[Dataset records]
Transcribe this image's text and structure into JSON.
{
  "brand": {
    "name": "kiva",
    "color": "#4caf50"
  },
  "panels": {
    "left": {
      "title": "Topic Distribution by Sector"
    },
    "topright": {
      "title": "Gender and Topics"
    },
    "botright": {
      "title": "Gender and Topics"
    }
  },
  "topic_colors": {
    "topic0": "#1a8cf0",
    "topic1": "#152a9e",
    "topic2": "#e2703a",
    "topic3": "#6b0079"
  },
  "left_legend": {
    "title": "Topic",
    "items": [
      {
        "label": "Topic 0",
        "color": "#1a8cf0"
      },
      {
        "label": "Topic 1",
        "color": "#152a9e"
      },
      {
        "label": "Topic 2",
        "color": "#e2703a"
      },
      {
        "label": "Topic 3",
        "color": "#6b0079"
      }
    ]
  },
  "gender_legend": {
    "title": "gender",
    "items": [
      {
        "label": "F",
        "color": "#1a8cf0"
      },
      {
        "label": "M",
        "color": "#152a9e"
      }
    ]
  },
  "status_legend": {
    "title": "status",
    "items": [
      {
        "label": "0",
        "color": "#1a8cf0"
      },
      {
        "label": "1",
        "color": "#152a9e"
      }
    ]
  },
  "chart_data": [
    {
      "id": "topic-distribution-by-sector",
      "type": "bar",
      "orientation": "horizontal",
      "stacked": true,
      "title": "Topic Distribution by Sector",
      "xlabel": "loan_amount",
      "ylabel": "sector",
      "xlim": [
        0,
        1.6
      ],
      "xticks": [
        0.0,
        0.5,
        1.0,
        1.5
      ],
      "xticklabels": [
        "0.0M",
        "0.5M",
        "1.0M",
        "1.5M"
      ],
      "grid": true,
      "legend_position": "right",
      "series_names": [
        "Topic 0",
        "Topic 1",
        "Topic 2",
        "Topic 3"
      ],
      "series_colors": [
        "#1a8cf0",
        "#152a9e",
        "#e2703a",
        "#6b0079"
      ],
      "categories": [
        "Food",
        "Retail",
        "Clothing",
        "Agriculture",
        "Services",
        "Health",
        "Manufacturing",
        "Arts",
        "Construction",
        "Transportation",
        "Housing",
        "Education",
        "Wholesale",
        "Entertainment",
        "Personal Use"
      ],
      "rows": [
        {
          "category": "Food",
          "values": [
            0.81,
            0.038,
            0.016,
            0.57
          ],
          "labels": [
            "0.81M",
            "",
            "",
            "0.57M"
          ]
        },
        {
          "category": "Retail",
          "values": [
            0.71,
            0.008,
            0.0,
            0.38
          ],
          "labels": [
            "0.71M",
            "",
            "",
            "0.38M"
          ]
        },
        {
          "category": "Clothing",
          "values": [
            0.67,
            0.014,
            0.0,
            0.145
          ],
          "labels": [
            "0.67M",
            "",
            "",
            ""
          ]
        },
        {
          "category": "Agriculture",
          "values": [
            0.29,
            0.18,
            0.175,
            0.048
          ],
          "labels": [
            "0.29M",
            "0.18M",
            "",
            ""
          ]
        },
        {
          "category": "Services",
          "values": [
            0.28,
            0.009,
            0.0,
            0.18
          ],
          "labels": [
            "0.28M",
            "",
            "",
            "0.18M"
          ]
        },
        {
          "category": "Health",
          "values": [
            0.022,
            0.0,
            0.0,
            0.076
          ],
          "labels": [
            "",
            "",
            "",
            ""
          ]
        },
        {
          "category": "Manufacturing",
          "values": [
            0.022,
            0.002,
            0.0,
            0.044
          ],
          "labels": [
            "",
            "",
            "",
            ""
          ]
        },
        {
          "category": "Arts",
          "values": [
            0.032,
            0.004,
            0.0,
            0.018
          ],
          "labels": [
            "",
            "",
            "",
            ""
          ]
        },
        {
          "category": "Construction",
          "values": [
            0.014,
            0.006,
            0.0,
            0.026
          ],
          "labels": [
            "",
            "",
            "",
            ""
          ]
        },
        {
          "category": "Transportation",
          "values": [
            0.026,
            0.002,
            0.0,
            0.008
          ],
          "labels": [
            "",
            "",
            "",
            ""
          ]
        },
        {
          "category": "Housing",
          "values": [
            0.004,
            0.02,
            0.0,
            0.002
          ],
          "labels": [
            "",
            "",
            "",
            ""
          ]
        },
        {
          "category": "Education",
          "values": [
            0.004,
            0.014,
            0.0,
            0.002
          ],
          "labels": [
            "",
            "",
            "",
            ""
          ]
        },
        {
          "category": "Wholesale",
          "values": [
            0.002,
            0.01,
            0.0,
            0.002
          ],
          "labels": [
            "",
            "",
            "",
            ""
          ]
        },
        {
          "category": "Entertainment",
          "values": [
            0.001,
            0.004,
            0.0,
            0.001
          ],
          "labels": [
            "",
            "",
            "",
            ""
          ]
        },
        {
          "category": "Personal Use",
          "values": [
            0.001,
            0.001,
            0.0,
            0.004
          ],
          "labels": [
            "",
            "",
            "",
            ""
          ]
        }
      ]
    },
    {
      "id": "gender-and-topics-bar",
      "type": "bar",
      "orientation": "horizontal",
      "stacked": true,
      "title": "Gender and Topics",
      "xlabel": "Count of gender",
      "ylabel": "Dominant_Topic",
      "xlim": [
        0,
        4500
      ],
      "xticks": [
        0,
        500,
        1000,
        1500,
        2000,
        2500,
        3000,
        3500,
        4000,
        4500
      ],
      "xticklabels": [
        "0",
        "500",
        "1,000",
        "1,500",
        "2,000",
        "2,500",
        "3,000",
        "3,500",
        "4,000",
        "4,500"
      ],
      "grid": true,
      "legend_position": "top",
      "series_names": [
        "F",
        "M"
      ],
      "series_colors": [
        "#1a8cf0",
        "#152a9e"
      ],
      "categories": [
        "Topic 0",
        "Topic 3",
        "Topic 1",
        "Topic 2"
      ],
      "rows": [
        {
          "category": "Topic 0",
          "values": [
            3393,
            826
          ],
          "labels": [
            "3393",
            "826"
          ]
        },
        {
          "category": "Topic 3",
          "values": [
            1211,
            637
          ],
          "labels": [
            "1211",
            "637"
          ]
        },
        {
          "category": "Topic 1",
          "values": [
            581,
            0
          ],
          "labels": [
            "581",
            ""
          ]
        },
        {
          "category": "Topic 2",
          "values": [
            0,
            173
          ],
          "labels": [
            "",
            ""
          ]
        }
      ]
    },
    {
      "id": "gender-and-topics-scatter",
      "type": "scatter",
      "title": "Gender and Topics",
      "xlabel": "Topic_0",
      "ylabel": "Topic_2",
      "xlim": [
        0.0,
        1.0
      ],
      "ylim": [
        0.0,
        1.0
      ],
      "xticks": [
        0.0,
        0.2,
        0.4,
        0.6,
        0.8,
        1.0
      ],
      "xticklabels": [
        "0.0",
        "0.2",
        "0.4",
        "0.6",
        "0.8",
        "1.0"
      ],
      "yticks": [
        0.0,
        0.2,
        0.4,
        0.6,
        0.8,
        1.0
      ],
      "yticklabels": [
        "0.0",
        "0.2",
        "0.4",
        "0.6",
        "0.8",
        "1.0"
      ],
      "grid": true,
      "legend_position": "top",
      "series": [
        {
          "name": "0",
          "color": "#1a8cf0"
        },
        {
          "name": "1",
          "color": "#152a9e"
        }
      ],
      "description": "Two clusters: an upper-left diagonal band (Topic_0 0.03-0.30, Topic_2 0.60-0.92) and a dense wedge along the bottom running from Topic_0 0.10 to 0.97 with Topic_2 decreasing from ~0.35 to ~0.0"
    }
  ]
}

*THE REQUEST*. Please reproduce all of the entries exactly as they stand.

*WRITTEN ANSWER*.
Transcribe this image's text and structure into JSON.
{
  "brand": {
    "name": "kiva",
    "color": "#4caf50"
  },
  "panels": {
    "left": {
      "title": "Topic Distribution by Sector"
    },
    "topright": {
      "title": "Gender and Topics"
    },
    "botright": {
      "title": "Gender and Topics"
    }
  },
  "topic_colors": {
    "topic0": "#1a8cf0",
    "topic1": "#152a9e",
    "topic2": "#e2703a",
    "topic3": "#6b0079"
  },
  "left_legend": {
    "title": "Topic",
    "items": [
      {
        "label": "Topic 0",
        "color": "#1a8cf0"
      },
      {
        "label": "Topic 1",
        "color": "#152a9e"
      },
      {
        "label": "Topic 2",
        "color": "#e2703a"
      },
      {
        "label": "Topic 3",
        "color": "#6b0079"
      }
    ]
  },
  "gender_legend": {
    "title": "gender",
    "items": [
      {
        "label": "F",
        "color": "#1a8cf0"
      },
      {
        "label": "M",
        "color": "#152a9e"
      }
    ]
  },
  "status_legend": {
    "title": "status",
    "items": [
      {
        "label": "0",
        "color": "#1a8cf0"
      },
      {
        "label": "1",
        "color": "#152a9e"
      }
    ]
  },
  "chart_data": [
    {
      "id": "topic-distribution-by-sector",
      "type": "bar",
      "orientation": "horizontal",
      "stacked": true,
      "title": "Topic Distribution by Sector",
      "xlabel": "loan_amount",
      "ylabel": "sector",
      "xlim": [
        0,
        1.6
      ],
      "xticks": [
        0.0,
        0.5,
        1.0,
        1.5
      ],
      "xticklabels": [
        "0.0M",
        "0.5M",
        "1.0M",
        "1.5M"
      ],
      "grid": true,
      "legend_position": "right",
      "series_names": [
        "Topic 0",
        "Topic 1",
        "Topic 2",
        "Topic 3"
      ],
      "series_colors": [
        "#1a8cf0",
        "#152a9e",
        "#e2703a",
        "#6b0079"
      ],
      "categories": [
        "Food",
        "Retail",
        "Clothing",
        "Agriculture",
        "Services",
        "Health",
        "Manufacturing",
        "Arts",
        "Construction",
        "Transportation",
        "Housing",
        "Education",
        "Wholesale",
        "Entertainment",
        "Personal Use"
      ],
      "rows": [
        {
          "category": "Food",
          "values": [
            0.81,
            0.038,
            0.016,
            0.57
          ],
          "labels": [
            "0.81M",
            "",
            "",
            "0.57M"
          ]
        },
        {
          "category": "Retail",
          "values": [
            0.71,
            0.008,
            0.0,
            0.38
          ],
          "labels": [
            "0.71M",
            "",
            "",
            "0.38M"
          ]
        },
        {
          "category": "Clothing",
          "values": [
            0.67,
            0.014,
            0.0,
            0.145
          ],
          "labels": [
            "0.67M",
            "",
            "",
            ""
          ]
        },
        {
          "category": "Agriculture",
          "values": [
            0.29,
            0.18,
            0.175,
            0.048
          ],
          "labels": [
            "0.29M",
            "0.18M",
            "",
            ""
          ]
        },
        {
          "category": "Services",
          "values": [
            0.28,
            0.009,
            0.0,
            0.18
          ],
          "labels": [
            "0.28M",
            "",
            "",
            "0.18M"
          ]
        },
        {
          "category": "Health",
          "values": [
            0.022,
            0.0,
            0.0,
            0.076
          ],
          "labels": [
            "",
            "",
            "",
            ""
          ]
        },
        {
          "category": "Manufacturing",
          "values": [
            0.022,
            0.002,
            0.0,
            0.044
          ],
          "labels": [
            "",
            "",
            "",
            ""
          ]
        },
        {
          "category": "Arts",
          "values": [
            0.032,
            0.004,
            0.0,
            0.018
          ],
          "labels": [
            "",
            "",
            "",
            ""
          ]
        },
        {
          "category": "Construction",
          "values": [
            0.014,
            0.006,
            0.0,
            0.026
          ],
          "labels": [
            "",
            "",
            "",
            ""
          ]
        },
        {
          "category": "Transportation",
          "values": [
            0.026,
            0.002,
            0.0,
            0.008
          ],
          "labels": [
            "",
            "",
            "",
            ""
          ]
        },
        {
          "category": "Housing",
          "values": [
            0.004,
            0.02,
            0.0,
            0.002
          ],
          "labels": [
            "",
            "",
            "",
            ""
          ]
        },
        {
          "category": "Education",
          "values": [
            0.004,
            0.014,
            0.0,
            0.002
          ],
          "labels": [
            "",
            "",
            "",
            ""
          ]
        },
        {
          "category": "Wholesale",
          "values": [
            0.002,
            0.01,
            0.0,
            0.002
          ],
          "labels": [
            "",
            "",
            "",
            ""
          ]
        },
        {
          "category": "Entertainment",
          "values": [
            0.001,
            0.004,
            0.0,
            0.001
          ],
          "labels": [
            "",
            "",
            "",
            ""
          ]
        },
        {
          "category": "Personal Use",
          "values": [
            0.001,
            0.001,
            0.0,
            0.004
          ],
          "labels": [
            "",
            "",
            "",
            ""
          ]
        }
      ]
    },
    {
      "id": "gender-and-topics-bar",
      "type": "bar",
      "orientation": "horizontal",
      "stacked": true,
      "title": "Gender and Topics",
      "xlabel": "Count of gender",
      "ylabel": "Dominant_Topic",
      "xlim": [
        0,
        4500
      ],
      "xticks": [
        0,
        500,
        1000,
        1500,
        2000,
        2500,
        3000,
        3500,
        4000,
        4500
      ],
      "xticklabels": [
        "0",
        "500",
        "1,000",
        "1,500",
        "2,000",
        "2,500",
        "3,000",
        "3,500",
        "4,000",
        "4,500"
      ],
      "grid": true,
      "legend_position": "top",
      "series_names": [
        "F",
        "M"
      ],
      "series_colors": [
        "#1a8cf0",
        "#152a9e"
      ],
      "categories": [
        "Topic 0",
        "Topic 3",
        "Topic 1",
        "Topic 2"
      ],
      "rows": [
        {
          "category": "Topic 0",
          "values": [
            3393,
            826
          ],
          "labels": [
            "3393",
            "826"
          ]
        },
        {
          "category": "Topic 3",
          "values": [
            1211,
            637
          ],
          "labels": [
            "1211",
            "637"
          ]
        },
        {
          "category": "Topic 1",
          "values": [
            581,
            0
          ],
          "labels": [
            "581",
            ""
          ]
        },
        {
          "category": "Topic 2",
          "values": [
            0,
            173
          ],
          "labels": [
            "",
            ""
          ]
        }
      ]
    },
    {
      "id": "gender-and-topics-scatter",
      "type": "scatter",
      "title": "Gender and Topics",
      "xlabel": "Topic_0",
      "ylabel": "Topic_2",
      "xlim": [
        0.0,
        1.0
      ],
      "ylim": [
        0.0,
        1.0
      ],
      "xticks": [
        0.0,
        0.2,
        0.4,
        0.6,
        0.8,
        1.0
      ],
      "xticklabels": [
        "0.0",
        "0.2",
        "0.4",
        "0.6",
        "0.8",
        "1.0"
      ],
      "yticks": [
        0.0,
        0.2,
        0.4,
        0.6,
        0.8,
        1.0
      ],
      "yticklabels": [
        "0.0",
        "0.2",
        "0.4",
        "0.6",
        "0.8",
        "1.0"
      ],
      "grid": true,
      "legend_position": "top",
      "series": [
        {
          "name": "0",
          "color": "#1a8cf0"
        },
        {
          "name": "1",
          "color": "#152a9e"
        }
      ],
      "description": "Two clusters: an upper-left diagonal band (Topic_0 0.03-0.30, Topic_2 0.60-0.92) and a dense wedge along the bottom running from Topic_0 0.10 to 0.97 with Topic_2 decreasing from ~0.35 to ~0.0"
    }
  ]
}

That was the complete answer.